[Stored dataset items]
--- Begin ---

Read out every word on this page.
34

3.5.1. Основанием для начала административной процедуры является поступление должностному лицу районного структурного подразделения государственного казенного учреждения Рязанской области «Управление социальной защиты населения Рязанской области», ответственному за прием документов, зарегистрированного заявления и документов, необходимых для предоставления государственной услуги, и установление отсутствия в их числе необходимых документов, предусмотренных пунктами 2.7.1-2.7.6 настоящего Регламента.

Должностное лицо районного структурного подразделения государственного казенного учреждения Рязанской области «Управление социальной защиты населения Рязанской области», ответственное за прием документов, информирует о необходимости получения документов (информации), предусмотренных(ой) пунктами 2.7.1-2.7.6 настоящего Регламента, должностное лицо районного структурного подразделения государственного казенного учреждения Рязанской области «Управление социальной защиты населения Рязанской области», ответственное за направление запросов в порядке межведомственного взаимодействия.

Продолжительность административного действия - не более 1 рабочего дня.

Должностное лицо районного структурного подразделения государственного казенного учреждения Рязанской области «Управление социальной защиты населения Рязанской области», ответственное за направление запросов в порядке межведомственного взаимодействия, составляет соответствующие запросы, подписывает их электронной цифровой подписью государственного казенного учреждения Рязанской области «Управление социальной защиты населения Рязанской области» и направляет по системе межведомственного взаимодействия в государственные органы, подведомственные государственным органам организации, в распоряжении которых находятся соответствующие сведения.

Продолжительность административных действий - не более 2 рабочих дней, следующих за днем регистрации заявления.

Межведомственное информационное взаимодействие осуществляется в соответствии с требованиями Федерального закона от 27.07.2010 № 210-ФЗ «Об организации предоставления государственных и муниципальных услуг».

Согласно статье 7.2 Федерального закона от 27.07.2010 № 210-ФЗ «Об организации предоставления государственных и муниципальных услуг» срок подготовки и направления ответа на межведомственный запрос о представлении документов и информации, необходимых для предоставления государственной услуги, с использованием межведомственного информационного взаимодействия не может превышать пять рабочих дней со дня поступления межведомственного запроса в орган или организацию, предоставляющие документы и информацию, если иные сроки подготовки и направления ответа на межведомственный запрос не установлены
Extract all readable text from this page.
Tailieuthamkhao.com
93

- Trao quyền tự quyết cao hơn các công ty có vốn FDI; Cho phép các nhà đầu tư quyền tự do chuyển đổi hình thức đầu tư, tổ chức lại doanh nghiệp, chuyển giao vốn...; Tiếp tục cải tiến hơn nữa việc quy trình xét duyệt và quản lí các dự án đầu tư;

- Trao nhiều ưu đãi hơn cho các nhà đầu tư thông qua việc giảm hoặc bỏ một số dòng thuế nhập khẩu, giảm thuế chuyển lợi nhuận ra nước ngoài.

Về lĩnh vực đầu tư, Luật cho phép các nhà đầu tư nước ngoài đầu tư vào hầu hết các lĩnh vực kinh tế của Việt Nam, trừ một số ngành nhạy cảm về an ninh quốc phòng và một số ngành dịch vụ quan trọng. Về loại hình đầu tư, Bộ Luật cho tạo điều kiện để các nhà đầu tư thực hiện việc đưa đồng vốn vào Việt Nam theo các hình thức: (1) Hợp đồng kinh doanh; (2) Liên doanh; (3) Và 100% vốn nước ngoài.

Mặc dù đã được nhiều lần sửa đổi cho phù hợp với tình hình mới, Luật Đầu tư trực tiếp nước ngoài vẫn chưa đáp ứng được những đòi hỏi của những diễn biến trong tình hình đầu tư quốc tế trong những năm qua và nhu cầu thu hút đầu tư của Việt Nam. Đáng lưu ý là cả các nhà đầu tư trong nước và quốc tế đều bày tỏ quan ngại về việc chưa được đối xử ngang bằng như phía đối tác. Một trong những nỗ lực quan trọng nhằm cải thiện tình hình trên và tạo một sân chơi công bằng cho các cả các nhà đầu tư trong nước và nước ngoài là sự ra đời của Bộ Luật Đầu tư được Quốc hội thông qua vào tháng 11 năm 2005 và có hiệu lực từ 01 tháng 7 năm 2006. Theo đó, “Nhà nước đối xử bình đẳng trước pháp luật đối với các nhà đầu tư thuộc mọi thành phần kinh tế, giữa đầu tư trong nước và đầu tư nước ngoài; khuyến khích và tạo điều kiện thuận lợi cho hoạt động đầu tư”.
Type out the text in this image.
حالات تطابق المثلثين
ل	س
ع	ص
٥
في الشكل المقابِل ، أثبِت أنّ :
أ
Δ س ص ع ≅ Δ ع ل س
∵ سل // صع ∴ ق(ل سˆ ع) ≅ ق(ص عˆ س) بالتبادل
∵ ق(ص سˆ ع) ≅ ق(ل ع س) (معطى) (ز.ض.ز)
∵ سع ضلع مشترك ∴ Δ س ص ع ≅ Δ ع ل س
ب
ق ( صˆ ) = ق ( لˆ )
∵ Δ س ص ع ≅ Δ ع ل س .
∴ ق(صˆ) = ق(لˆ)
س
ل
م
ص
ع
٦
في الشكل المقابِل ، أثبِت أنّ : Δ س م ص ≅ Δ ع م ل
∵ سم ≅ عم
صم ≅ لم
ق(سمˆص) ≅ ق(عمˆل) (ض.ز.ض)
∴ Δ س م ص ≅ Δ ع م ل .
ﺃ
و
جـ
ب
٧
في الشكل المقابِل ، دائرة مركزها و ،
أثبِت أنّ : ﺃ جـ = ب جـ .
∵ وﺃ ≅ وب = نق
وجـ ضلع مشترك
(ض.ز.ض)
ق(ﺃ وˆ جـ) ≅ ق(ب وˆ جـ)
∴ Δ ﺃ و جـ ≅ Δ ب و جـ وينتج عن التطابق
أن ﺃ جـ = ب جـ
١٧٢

--- End ---

> _YOUR INSTRUCTIONS_:
Set down all of the data above, word for word.

> _FINISHED EXERCISE_:
Read out every word on this page.
34

3.5.1. Основанием для начала административной процедуры является поступление должностному лицу районного структурного подразделения государственного казенного учреждения Рязанской области «Управление социальной защиты населения Рязанской области», ответственному за прием документов, зарегистрированного заявления и документов, необходимых для предоставления государственной услуги, и установление отсутствия в их числе необходимых документов, предусмотренных пунктами 2.7.1-2.7.6 настоящего Регламента.

Должностное лицо районного структурного подразделения государственного казенного учреждения Рязанской области «Управление социальной защиты населения Рязанской области», ответственное за прием документов, информирует о необходимости получения документов (информации), предусмотренных(ой) пунктами 2.7.1-2.7.6 настоящего Регламента, должностное лицо районного структурного подразделения государственного казенного учреждения Рязанской области «Управление социальной защиты населения Рязанской области», ответственное за направление запросов в порядке межведомственного взаимодействия.

Продолжительность административного действия - не более 1 рабочего дня.

Должностное лицо районного структурного подразделения государственного казенного учреждения Рязанской области «Управление социальной защиты населения Рязанской области», ответственное за направление запросов в порядке межведомственного взаимодействия, составляет соответствующие запросы, подписывает их электронной цифровой подписью государственного казенного учреждения Рязанской области «Управление социальной защиты населения Рязанской области» и направляет по системе межведомственного взаимодействия в государственные органы, подведомственные государственным органам организации, в распоряжении которых находятся соответствующие сведения.

Продолжительность административных действий - не более 2 рабочих дней, следующих за днем регистрации заявления.

Межведомственное информационное взаимодействие осуществляется в соответствии с требованиями Федерального закона от 27.07.2010 № 210-ФЗ «Об организации предоставления государственных и муниципальных услуг».

Согласно статье 7.2 Федерального закона от 27.07.2010 № 210-ФЗ «Об организации предоставления государственных и муниципальных услуг» срок подготовки и направления ответа на межведомственный запрос о представлении документов и информации, необходимых для предоставления государственной услуги, с использованием межведомственного информационного взаимодействия не может превышать пять рабочих дней со дня поступления межведомственного запроса в орган или организацию, предоставляющие документы и информацию, если иные сроки подготовки и направления ответа на межведомственный запрос не установлены
Extract all readable text from this page.
Tailieuthamkhao.com
93

- Trao quyền tự quyết cao hơn các công ty có vốn FDI; Cho phép các nhà đầu tư quyền tự do chuyển đổi hình thức đầu tư, tổ chức lại doanh nghiệp, chuyển giao vốn...; Tiếp tục cải tiến hơn nữa việc quy trình xét duyệt và quản lí các dự án đầu tư;

- Trao nhiều ưu đãi hơn cho các nhà đầu tư thông qua việc giảm hoặc bỏ một số dòng thuế nhập khẩu, giảm thuế chuyển lợi nhuận ra nước ngoài.

Về lĩnh vực đầu tư, Luật cho phép các nhà đầu tư nước ngoài đầu tư vào hầu hết các lĩnh vực kinh tế của Việt Nam, trừ một số ngành nhạy cảm về an ninh quốc phòng và một số ngành dịch vụ quan trọng. Về loại hình đầu tư, Bộ Luật cho tạo điều kiện để các nhà đầu tư thực hiện việc đưa đồng vốn vào Việt Nam theo các hình thức: (1) Hợp đồng kinh doanh; (2) Liên doanh; (3) Và 100% vốn nước ngoài.

Mặc dù đã được nhiều lần sửa đổi cho phù hợp với tình hình mới, Luật Đầu tư trực tiếp nước ngoài vẫn chưa đáp ứng được những đòi hỏi của những diễn biến trong tình hình đầu tư quốc tế trong những năm qua và nhu cầu thu hút đầu tư của Việt Nam. Đáng lưu ý là cả các nhà đầu tư trong nước và quốc tế đều bày tỏ quan ngại về việc chưa được đối xử ngang bằng như phía đối tác. Một trong những nỗ lực quan trọng nhằm cải thiện tình hình trên và tạo một sân chơi công bằng cho các cả các nhà đầu tư trong nước và nước ngoài là sự ra đời của Bộ Luật Đầu tư được Quốc hội thông qua vào tháng 11 năm 2005 và có hiệu lực từ 01 tháng 7 năm 2006. Theo đó, “Nhà nước đối xử bình đẳng trước pháp luật đối với các nhà đầu tư thuộc mọi thành phần kinh tế, giữa đầu tư trong nước và đầu tư nước ngoài; khuyến khích và tạo điều kiện thuận lợi cho hoạt động đầu tư”.
Type out the text in this image.
حالات تطابق المثلثين
ل	س
ع	ص
٥
في الشكل المقابِل ، أثبِت أنّ :
أ
Δ س ص ع ≅ Δ ع ل س
∵ سل // صع ∴ ق(ل سˆ ع) ≅ ق(ص عˆ س) بالتبادل
∵ ق(ص سˆ ع) ≅ ق(ل ع س) (معطى) (ز.ض.ز)
∵ سع ضلع مشترك ∴ Δ س ص ع ≅ Δ ع ل س
ب
ق ( صˆ ) = ق ( لˆ )
∵ Δ س ص ع ≅ Δ ع ل س .
∴ ق(صˆ) = ق(لˆ)
س
ل
م
ص
ع
٦
في الشكل المقابِل ، أثبِت أنّ : Δ س م ص ≅ Δ ع م ل
∵ سم ≅ عم
صم ≅ لم
ق(سمˆص) ≅ ق(عمˆل) (ض.ز.ض)
∴ Δ س م ص ≅ Δ ع م ل .
ﺃ
و
جـ
ب
٧
في الشكل المقابِل ، دائرة مركزها و ،
أثبِت أنّ : ﺃ جـ = ب جـ .
∵ وﺃ ≅ وب = نق
وجـ ضلع مشترك
(ض.ز.ض)
ق(ﺃ وˆ جـ) ≅ ق(ب وˆ جـ)
∴ Δ ﺃ و جـ ≅ Δ ب و جـ وينتج عن التطابق
أن ﺃ جـ = ب جـ
١٧٢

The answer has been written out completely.